- Opening Delimiter -

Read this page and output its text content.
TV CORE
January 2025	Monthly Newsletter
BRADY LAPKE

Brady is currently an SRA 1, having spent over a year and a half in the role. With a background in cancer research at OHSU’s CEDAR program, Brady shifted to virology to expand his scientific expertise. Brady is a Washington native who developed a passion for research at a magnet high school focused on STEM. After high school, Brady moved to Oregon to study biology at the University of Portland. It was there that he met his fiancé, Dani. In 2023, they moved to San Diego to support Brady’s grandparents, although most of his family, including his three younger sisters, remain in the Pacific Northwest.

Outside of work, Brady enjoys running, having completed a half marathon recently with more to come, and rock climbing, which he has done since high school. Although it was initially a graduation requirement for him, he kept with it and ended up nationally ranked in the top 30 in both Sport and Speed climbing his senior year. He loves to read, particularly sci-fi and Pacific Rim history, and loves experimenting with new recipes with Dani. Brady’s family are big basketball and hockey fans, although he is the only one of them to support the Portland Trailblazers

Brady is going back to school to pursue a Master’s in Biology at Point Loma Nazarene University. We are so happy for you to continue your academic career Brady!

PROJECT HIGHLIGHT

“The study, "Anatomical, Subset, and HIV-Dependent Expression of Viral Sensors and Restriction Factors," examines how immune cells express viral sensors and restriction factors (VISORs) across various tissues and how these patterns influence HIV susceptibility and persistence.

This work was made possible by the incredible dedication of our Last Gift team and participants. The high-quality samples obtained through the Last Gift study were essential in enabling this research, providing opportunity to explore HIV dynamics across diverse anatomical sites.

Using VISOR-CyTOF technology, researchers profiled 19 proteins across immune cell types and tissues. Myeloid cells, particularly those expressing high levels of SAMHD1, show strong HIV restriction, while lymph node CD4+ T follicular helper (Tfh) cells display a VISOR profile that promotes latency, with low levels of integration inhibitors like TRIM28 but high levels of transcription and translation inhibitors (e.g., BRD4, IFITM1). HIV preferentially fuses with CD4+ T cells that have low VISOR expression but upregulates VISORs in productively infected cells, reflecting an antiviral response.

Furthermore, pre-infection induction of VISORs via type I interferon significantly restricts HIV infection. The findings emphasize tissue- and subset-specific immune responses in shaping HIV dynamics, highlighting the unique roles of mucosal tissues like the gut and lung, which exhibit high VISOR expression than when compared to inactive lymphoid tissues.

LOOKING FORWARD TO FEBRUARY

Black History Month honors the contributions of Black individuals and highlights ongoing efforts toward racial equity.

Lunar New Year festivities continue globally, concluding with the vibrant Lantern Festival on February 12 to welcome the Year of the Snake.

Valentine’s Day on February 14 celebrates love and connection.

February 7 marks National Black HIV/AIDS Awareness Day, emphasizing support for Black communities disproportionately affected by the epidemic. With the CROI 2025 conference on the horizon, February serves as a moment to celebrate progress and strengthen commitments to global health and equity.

- Closing Delimiter -

# Exercise objective:
Exactly as they are written, print the entries again.

# Worked solution:
Read this page and output its text content.
TV CORE
January 2025	Monthly Newsletter
BRADY LAPKE

Brady is currently an SRA 1, having spent over a year and a half in the role. With a background in cancer research at OHSU’s CEDAR program, Brady shifted to virology to expand his scientific expertise. Brady is a Washington native who developed a passion for research at a magnet high school focused on STEM. After high school, Brady moved to Oregon to study biology at the University of Portland. It was there that he met his fiancé, Dani. In 2023, they moved to San Diego to support Brady’s grandparents, although most of his family, including his three younger sisters, remain in the Pacific Northwest.

Outside of work, Brady enjoys running, having completed a half marathon recently with more to come, and rock climbing, which he has done since high school. Although it was initially a graduation requirement for him, he kept with it and ended up nationally ranked in the top 30 in both Sport and Speed climbing his senior year. He loves to read, particularly sci-fi and Pacific Rim history, and loves experimenting with new recipes with Dani. Brady’s family are big basketball and hockey fans, although he is the only one of them to support the Portland Trailblazers

Brady is going back to school to pursue a Master’s in Biology at Point Loma Nazarene University. We are so happy for you to continue your academic career Brady!

PROJECT HIGHLIGHT

“The study, "Anatomical, Subset, and HIV-Dependent Expression of Viral Sensors and Restriction Factors," examines how immune cells express viral sensors and restriction factors (VISORs) across various tissues and how these patterns influence HIV susceptibility and persistence.

This work was made possible by the incredible dedication of our Last Gift team and participants. The high-quality samples obtained through the Last Gift study were essential in enabling this research, providing opportunity to explore HIV dynamics across diverse anatomical sites.

Using VISOR-CyTOF technology, researchers profiled 19 proteins across immune cell types and tissues. Myeloid cells, particularly those expressing high levels of SAMHD1, show strong HIV restriction, while lymph node CD4+ T follicular helper (Tfh) cells display a VISOR profile that promotes latency, with low levels of integration inhibitors like TRIM28 but high levels of transcription and translation inhibitors (e.g., BRD4, IFITM1). HIV preferentially fuses with CD4+ T cells that have low VISOR expression but upregulates VISORs in productively infected cells, reflecting an antiviral response.

Furthermore, pre-infection induction of VISORs via type I interferon significantly restricts HIV infection. The findings emphasize tissue- and subset-specific immune responses in shaping HIV dynamics, highlighting the unique roles of mucosal tissues like the gut and lung, which exhibit high VISOR expression than when compared to inactive lymphoid tissues.

LOOKING FORWARD TO FEBRUARY

Black History Month honors the contributions of Black individuals and highlights ongoing efforts toward racial equity.

Lunar New Year festivities continue globally, concluding with the vibrant Lantern Festival on February 12 to welcome the Year of the Snake.

Valentine’s Day on February 14 celebrates love and connection.

February 7 marks National Black HIV/AIDS Awareness Day, emphasizing support for Black communities disproportionately affected by the epidemic. With the CROI 2025 conference on the horizon, February serves as a moment to celebrate progress and strengthen commitments to global health and equity.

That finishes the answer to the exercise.